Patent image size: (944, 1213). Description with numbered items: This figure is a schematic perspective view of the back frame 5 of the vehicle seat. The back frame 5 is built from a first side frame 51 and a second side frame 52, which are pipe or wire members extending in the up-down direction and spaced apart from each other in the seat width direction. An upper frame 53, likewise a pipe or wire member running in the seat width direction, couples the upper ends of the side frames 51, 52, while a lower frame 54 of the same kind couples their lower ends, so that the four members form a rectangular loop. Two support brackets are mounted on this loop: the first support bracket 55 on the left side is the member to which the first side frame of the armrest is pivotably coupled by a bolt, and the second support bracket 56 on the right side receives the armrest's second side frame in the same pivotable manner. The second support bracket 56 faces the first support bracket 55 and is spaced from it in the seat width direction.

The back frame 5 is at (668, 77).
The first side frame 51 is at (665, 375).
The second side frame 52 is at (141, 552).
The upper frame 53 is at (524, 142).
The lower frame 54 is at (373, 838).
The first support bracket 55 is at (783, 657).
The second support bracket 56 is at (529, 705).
------------
DIRECTIONS -
Output the items above as a two-column CSV with the header row description,positions. Use one row per item, with the item's text in the first field and its answer in the second, each field in quotes and with line breaks replaced by spaces.

ANSWER IN FULL -
description,positions
"Patent image size: (944, 1213). Description with numbered items: This figure is a schematic perspective view of the back frame 5 of the vehicle seat. The back frame 5 is built from a first side frame 51 and a second side frame 52, which are pipe or wire members extending in the up-down direction and spaced apart from each other in the seat width direction. An upper frame 53, likewise a pipe or wire member running in the seat width direction, couples the upper ends of the side frames 51, 52, while a lower frame 54 of the same kind couples their lower ends, so that the four members form a rectangular loop. Two support brackets are mounted on this loop: the first support bracket 55 on the left side is the member to which the first side frame of the armrest is pivotably coupled by a bolt, and the second support bracket 56 on the right side receives the armrest's second side frame in the same pivotable manner. The second support bracket 56 faces the first support bracket 55 and is spaced from it in the seat width direction.","The back frame 5 is at (668, 77). The first side frame 51 is at (665, 375). The second side frame 52 is at (141, 552). The upper frame 53 is at (524, 142). The lower frame 54 is at (373, 838). The first support bracket 55 is at (783, 657). The second support bracket 56 is at (529, 705)."